◆ Task to complete
Repeat, exactly and only, the lines from the one containing "Give me the" to the last line, inclusive; do not repeat the pictures.

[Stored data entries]
==========

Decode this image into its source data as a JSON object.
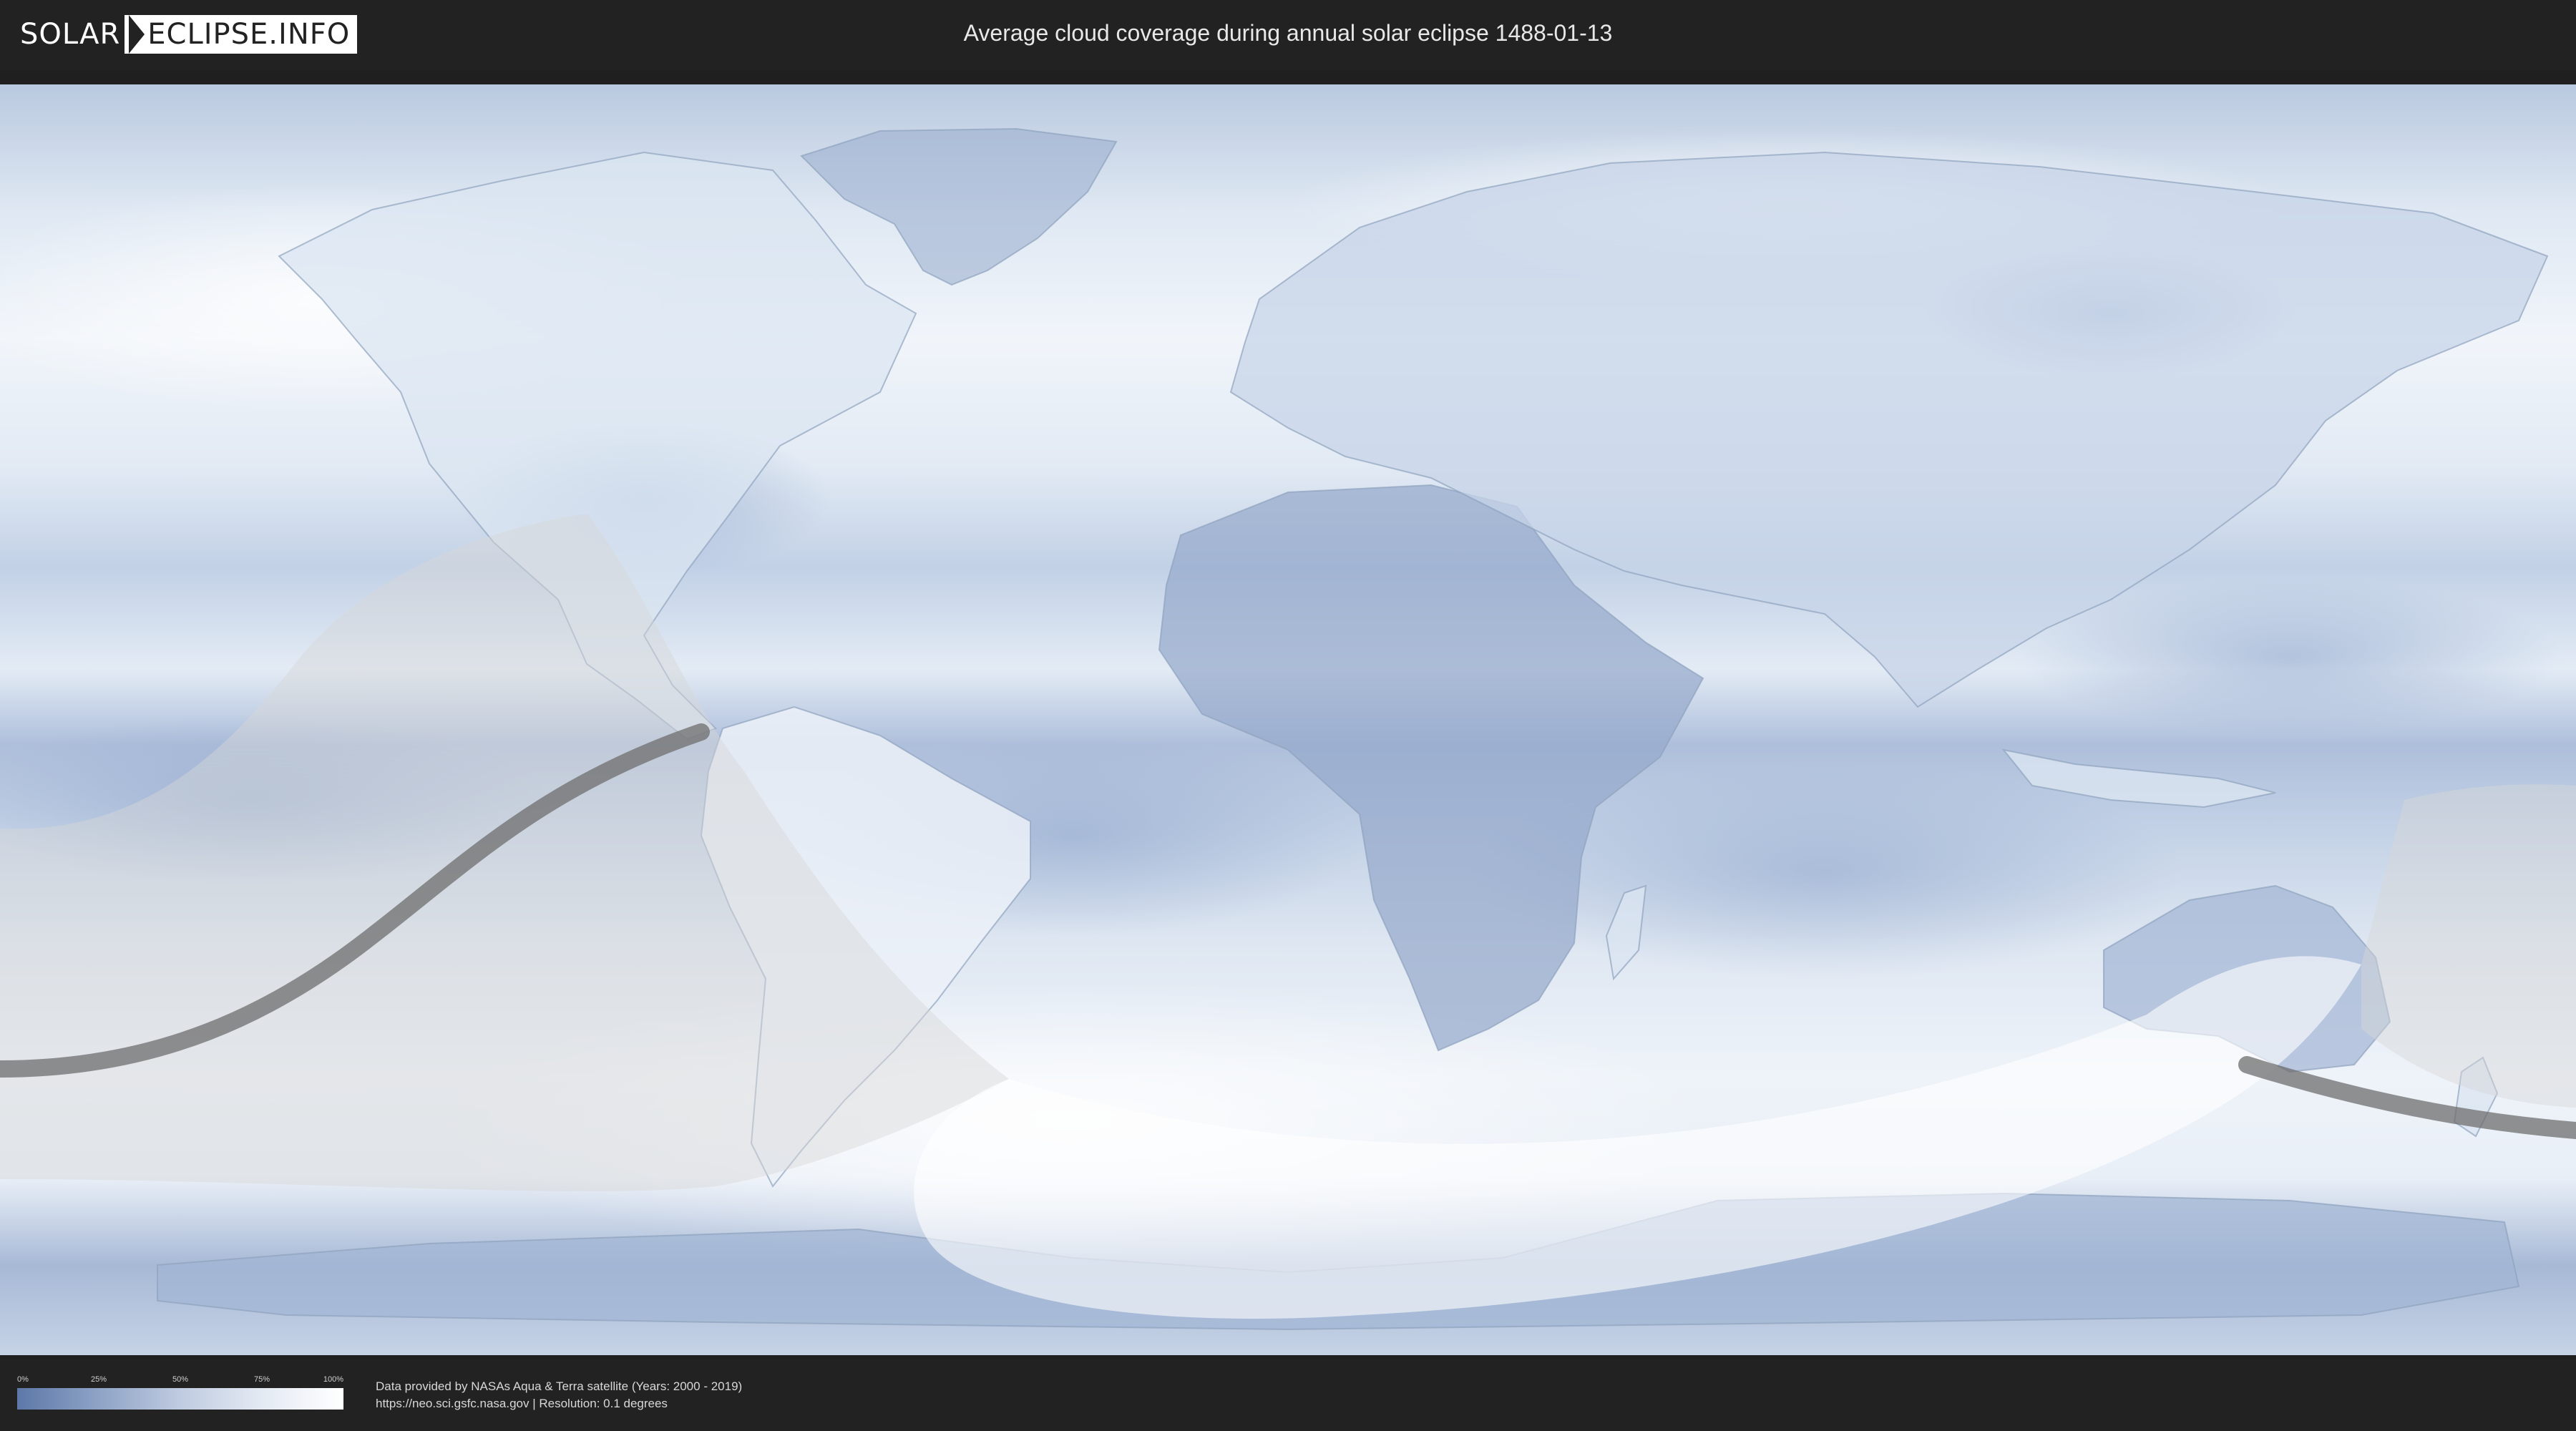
{
  "header": {
    "logo_left": "SOLAR",
    "logo_right": "ECLIPSE.INFO",
    "title": "Average cloud coverage during annual solar eclipse 1488-01-13"
  },
  "map": {
    "colors": {
      "ocean_clear": "#7f99c4",
      "cloud_full": "#ffffff",
      "eclipse_zone": "#ffffff",
      "central_path": "#6e6e6e",
      "coastline": "#8fa2bd"
    }
  },
  "legend": {
    "ticks": [
      "0%",
      "25%",
      "50%",
      "75%",
      "100%"
    ],
    "gradient_colors": [
      "#5d78a8",
      "#8ea3c6",
      "#bfcbe0",
      "#e4eaf3",
      "#ffffff"
    ]
  },
  "credits": {
    "line1": "Data provided by NASAs Aqua & Terra satellite (Years: 2000 - 2019)",
    "line2": "https://neo.sci.gsfc.nasa.gov | Resolution: 0.1 degrees"
  }
}
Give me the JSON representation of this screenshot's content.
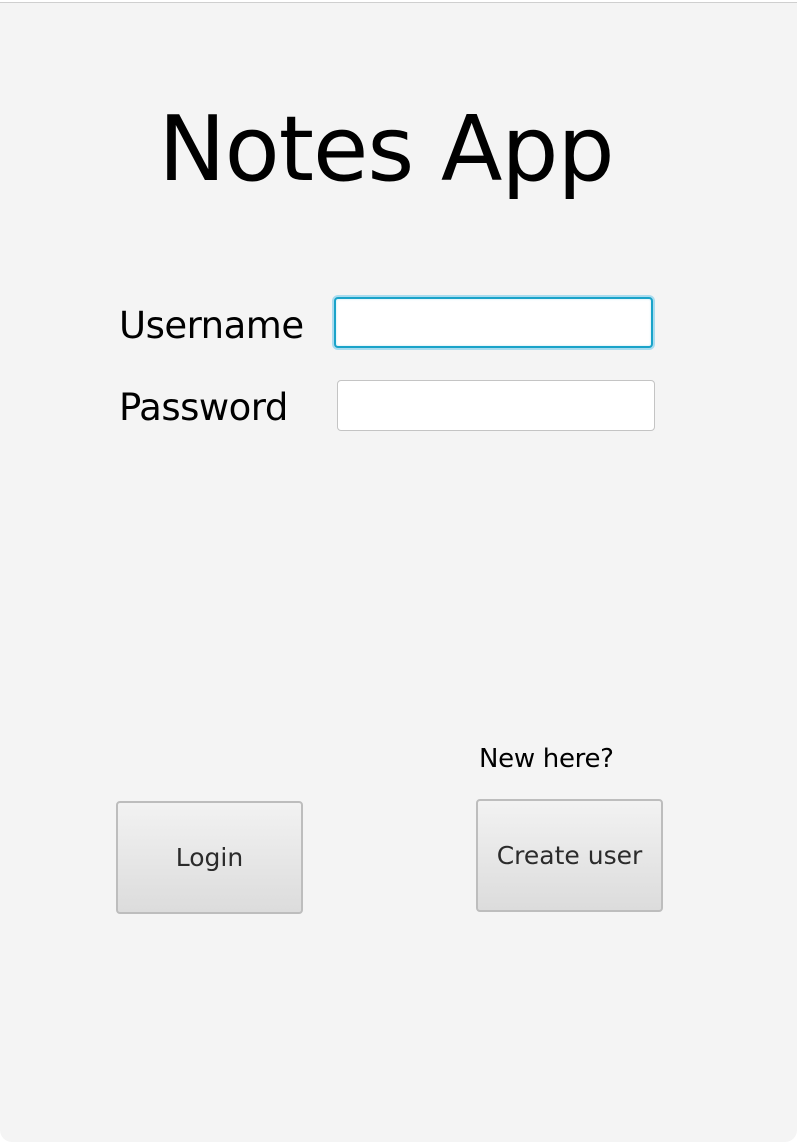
{
  "app": {
    "title": "Notes App"
  },
  "form": {
    "username_label": "Username",
    "username_value": "",
    "password_label": "Password",
    "password_value": ""
  },
  "actions": {
    "new_here_text": "New here?",
    "login_label": "Login",
    "create_user_label": "Create user"
  },
  "colors": {
    "background": "#f4f4f4",
    "focus_ring": "#1aa3c9"
  }
}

==========

◆ In response
Give me the JSON representation of this screenshot's content.
{
  "app": {
    "title": "Notes App"
  },
  "form": {
    "username_label": "Username",
    "username_value": "",
    "password_label": "Password",
    "password_value": ""
  },
  "actions": {
    "new_here_text": "New here?",
    "login_label": "Login",
    "create_user_label": "Create user"
  },
  "colors": {
    "background": "#f4f4f4",
    "focus_ring": "#1aa3c9"
  }
}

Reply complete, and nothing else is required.